▶ Exercise instructions: In the listing below, identify each line with the word "возникновения" and return those lines.

##### Provided data

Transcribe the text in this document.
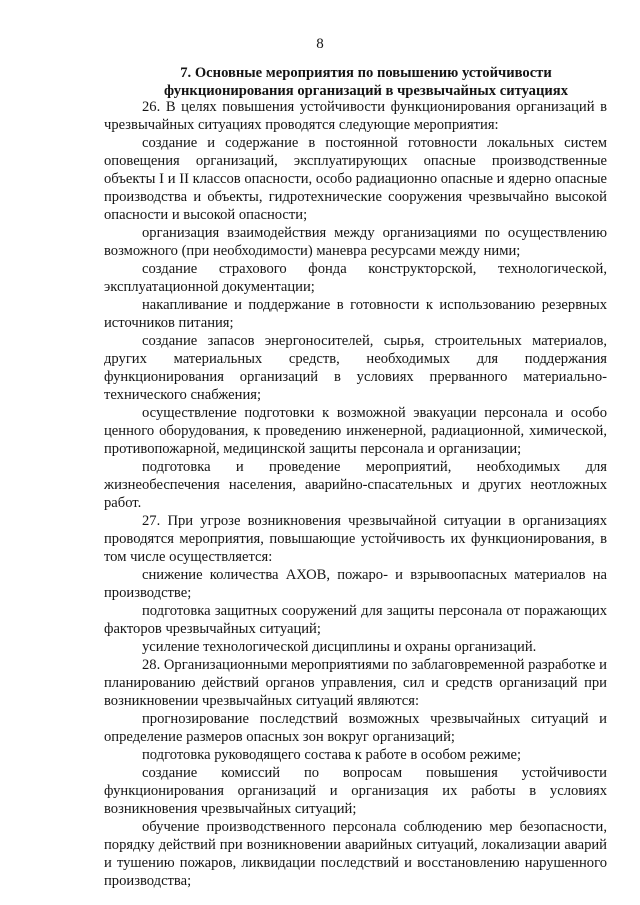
8
7. Основные мероприятия по повышению устойчивости функционирования организаций в чрезвычайных ситуациях

26. В целях повышения устойчивости функционирования организаций в чрезвычайных ситуациях проводятся следующие мероприятия:

создание и содержание в постоянной готовности локальных систем оповещения организаций, эксплуатирующих опасные производственные объекты I и II классов опасности, особо радиационно опасные и ядерно опасные производства и объекты, гидротехнические сооружения чрезвычайно высокой опасности и высокой опасности;

организация взаимодействия между организациями по осуществлению возможного (при необходимости) маневра ресурсами между ними;

создание страхового фонда конструкторской, технологической, эксплуатационной документации;

накапливание и поддержание в готовности к использованию резервных источников питания;

создание запасов энергоносителей, сырья, строительных материалов, других материальных средств, необходимых для поддержания функционирования организаций в условиях прерванного материально-технического снабжения;

осуществление подготовки к возможной эвакуации персонала и особо ценного оборудования, к проведению инженерной, радиационной, химической, противопожарной, медицинской защиты персонала и организации;

подготовка и проведение мероприятий, необходимых для жизнеобеспечения населения, аварийно-спасательных и других неотложных работ.

27. При угрозе возникновения чрезвычайной ситуации в организациях проводятся мероприятия, повышающие устойчивость их функционирования, в том числе осуществляется:

снижение количества АХОВ, пожаро- и взрывоопасных материалов на производстве;

подготовка защитных сооружений для защиты персонала от поражающих факторов чрезвычайных ситуаций;

усиление технологической дисциплины и охраны организаций.

28. Организационными мероприятиями по заблаговременной разработке и планированию действий органов управления, сил и средств организаций при возникновении чрезвычайных ситуаций являются:

прогнозирование последствий возможных чрезвычайных ситуаций и определение размеров опасных зон вокруг организаций;

подготовка руководящего состава к работе в особом режиме;

создание комиссий по вопросам повышения устойчивости функционирования организаций и организация их работы в условиях возникновения чрезвычайных ситуаций;

обучение производственного персонала соблюдению мер безопасности, порядку действий при возникновении аварийных ситуаций, локализации аварий и тушению пожаров, ликвидации последствий и восстановлению нарушенного производства;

##########

▶ Result of the task:
27. При угрозе возникновения чрезвычайной ситуации в организациях проводятся мероприятия, повышающие устойчивость их функционирования, в том числе осуществляется:
создание комиссий по вопросам повышения устойчивости функционирования организаций и организация их работы в условиях возникновения чрезвычайных ситуаций;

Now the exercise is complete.